== Segment start ==

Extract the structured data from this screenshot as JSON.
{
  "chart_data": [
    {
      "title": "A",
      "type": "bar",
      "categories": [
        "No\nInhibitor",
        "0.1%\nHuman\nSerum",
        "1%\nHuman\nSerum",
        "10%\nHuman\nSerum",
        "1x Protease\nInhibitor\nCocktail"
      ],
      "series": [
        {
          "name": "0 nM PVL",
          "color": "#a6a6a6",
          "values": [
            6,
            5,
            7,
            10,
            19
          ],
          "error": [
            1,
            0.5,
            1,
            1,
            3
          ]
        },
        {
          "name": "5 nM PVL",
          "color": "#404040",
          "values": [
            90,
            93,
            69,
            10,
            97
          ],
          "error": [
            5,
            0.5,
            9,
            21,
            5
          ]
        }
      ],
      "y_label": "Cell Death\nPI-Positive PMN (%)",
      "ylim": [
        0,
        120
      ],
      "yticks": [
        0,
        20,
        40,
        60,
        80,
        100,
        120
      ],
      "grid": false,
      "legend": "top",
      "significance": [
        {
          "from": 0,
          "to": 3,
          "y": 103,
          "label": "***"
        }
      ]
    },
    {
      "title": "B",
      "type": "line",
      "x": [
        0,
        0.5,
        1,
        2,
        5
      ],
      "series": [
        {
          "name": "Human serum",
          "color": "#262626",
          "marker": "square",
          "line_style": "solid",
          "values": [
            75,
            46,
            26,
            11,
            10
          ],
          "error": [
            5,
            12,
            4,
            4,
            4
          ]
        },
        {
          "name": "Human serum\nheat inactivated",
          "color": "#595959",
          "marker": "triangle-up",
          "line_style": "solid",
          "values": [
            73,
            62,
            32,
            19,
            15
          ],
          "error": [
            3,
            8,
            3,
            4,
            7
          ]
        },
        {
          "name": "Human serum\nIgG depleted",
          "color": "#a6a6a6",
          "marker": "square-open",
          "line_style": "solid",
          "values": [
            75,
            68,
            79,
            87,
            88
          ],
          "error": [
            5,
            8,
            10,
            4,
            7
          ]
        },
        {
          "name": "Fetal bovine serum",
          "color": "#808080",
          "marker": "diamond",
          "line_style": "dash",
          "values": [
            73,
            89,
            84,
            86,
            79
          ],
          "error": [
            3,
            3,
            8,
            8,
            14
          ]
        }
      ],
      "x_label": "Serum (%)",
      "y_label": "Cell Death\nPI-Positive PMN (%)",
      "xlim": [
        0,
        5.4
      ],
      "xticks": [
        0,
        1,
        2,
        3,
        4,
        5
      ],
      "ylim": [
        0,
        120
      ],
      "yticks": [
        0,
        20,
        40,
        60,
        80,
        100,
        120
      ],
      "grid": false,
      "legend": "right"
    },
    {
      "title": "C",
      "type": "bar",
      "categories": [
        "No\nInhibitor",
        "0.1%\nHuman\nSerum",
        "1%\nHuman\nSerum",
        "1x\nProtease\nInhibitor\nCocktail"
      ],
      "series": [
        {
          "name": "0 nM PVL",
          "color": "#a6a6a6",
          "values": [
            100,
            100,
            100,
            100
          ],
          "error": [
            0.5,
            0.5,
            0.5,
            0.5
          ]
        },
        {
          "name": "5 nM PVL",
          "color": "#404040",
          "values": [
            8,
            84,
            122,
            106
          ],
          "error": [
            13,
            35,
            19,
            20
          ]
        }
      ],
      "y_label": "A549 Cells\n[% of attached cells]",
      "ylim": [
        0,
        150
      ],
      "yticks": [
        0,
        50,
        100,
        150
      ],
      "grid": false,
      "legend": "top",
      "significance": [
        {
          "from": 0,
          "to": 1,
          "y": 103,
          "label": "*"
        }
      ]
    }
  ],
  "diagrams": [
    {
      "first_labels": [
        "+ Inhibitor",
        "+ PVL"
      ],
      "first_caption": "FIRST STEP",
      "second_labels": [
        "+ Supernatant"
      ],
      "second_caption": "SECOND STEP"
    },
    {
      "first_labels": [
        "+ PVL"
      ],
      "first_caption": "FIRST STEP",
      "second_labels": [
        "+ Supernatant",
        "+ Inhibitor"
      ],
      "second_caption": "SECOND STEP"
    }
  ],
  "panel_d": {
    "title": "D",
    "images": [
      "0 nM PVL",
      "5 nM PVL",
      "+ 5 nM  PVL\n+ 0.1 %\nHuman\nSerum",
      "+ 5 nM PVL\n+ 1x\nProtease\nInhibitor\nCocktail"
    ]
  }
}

== Segment end ==

## TASK STATEMENT:
Search the entries for the word "nCocktail" and copy every line that holds it.

## EXERCISE SOLUTION:
        "1x Protease\nInhibitor\nCocktail"
        "1x\nProtease\nInhibitor\nCocktail"
      "+ 5 nM PVL\n+ 1x\nProtease\nInhibitor\nCocktail"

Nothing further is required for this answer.